OBJECTIVE: Scan the material that follows. Copy every line containing the word "下列叙述错误的是".

RAW RECORDS:
|---|

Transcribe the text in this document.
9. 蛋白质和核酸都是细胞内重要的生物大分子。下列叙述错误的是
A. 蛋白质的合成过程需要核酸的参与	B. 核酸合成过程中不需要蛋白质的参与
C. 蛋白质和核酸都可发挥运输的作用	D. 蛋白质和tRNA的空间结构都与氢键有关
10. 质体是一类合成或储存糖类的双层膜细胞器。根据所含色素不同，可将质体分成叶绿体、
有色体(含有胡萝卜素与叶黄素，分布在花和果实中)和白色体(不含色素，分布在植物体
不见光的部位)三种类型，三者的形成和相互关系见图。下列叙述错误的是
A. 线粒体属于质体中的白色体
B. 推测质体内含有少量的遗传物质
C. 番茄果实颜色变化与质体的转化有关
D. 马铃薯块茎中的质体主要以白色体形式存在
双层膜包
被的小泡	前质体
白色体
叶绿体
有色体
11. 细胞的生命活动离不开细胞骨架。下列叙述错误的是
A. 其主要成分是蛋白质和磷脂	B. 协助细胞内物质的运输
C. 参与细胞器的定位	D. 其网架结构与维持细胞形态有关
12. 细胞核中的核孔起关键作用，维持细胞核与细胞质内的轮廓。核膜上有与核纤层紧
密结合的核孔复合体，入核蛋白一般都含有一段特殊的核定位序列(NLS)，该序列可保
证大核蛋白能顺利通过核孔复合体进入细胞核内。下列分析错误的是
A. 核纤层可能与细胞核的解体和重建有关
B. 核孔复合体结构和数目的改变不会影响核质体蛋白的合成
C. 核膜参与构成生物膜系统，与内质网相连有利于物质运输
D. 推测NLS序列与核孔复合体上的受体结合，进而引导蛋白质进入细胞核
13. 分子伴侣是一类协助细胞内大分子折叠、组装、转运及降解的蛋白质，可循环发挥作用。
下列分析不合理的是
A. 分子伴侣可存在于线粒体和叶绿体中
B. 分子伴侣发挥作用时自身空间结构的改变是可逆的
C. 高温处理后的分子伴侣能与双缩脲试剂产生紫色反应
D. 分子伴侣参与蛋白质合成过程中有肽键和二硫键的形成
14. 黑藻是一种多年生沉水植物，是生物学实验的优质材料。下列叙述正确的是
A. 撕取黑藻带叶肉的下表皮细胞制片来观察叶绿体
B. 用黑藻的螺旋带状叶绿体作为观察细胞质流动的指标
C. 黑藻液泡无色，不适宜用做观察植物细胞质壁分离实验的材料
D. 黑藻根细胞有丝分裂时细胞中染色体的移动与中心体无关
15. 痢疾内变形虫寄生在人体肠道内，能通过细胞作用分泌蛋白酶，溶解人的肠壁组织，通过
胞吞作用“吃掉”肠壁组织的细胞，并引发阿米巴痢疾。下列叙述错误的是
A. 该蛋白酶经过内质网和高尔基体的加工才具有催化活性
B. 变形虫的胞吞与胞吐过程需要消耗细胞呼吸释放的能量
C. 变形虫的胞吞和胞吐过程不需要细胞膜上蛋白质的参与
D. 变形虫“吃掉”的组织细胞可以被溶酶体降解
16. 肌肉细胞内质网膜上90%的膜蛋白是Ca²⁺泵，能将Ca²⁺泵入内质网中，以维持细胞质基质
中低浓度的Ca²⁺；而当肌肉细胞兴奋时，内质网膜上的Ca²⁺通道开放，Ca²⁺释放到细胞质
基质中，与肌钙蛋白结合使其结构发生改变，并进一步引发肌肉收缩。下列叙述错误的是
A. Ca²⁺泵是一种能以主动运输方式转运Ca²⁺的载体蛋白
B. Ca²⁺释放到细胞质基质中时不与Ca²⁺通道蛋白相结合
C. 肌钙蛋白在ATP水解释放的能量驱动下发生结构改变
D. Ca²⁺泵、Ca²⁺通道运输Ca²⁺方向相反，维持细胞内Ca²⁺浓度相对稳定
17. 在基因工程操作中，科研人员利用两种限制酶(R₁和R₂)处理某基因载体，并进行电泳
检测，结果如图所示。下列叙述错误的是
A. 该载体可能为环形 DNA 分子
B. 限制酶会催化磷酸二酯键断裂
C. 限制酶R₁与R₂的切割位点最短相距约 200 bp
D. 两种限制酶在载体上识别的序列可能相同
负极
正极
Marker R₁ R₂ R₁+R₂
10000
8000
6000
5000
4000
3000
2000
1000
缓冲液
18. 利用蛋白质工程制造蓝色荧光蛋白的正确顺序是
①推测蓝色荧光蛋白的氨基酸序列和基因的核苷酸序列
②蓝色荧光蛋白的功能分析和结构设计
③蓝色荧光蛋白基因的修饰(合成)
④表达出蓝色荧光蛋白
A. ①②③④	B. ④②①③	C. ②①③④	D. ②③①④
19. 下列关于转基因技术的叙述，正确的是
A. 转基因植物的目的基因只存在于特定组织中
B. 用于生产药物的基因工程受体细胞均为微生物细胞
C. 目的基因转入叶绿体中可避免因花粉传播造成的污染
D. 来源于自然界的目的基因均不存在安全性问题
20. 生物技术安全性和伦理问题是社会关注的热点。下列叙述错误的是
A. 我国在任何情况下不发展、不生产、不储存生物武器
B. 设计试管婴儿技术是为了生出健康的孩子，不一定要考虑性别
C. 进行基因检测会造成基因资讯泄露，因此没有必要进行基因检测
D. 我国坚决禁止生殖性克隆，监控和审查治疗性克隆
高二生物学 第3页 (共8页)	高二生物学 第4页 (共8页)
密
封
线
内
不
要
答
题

|---|

TASK RESULT:
9. 蛋白质和核酸都是细胞内重要的生物大分子。下列叙述错误的是
不见光的部位)三种类型，三者的形成和相互关系见图。下列叙述错误的是
11. 细胞的生命活动离不开细胞骨架。下列叙述错误的是
胞吞作用“吃掉”肠壁组织的细胞，并引发阿米巴痢疾。下列叙述错误的是
基质中，与肌钙蛋白结合使其结构发生改变，并进一步引发肌肉收缩。下列叙述错误的是
检测，结果如图所示。下列叙述错误的是
20. 生物技术安全性和伦理问题是社会关注的热点。下列叙述错误的是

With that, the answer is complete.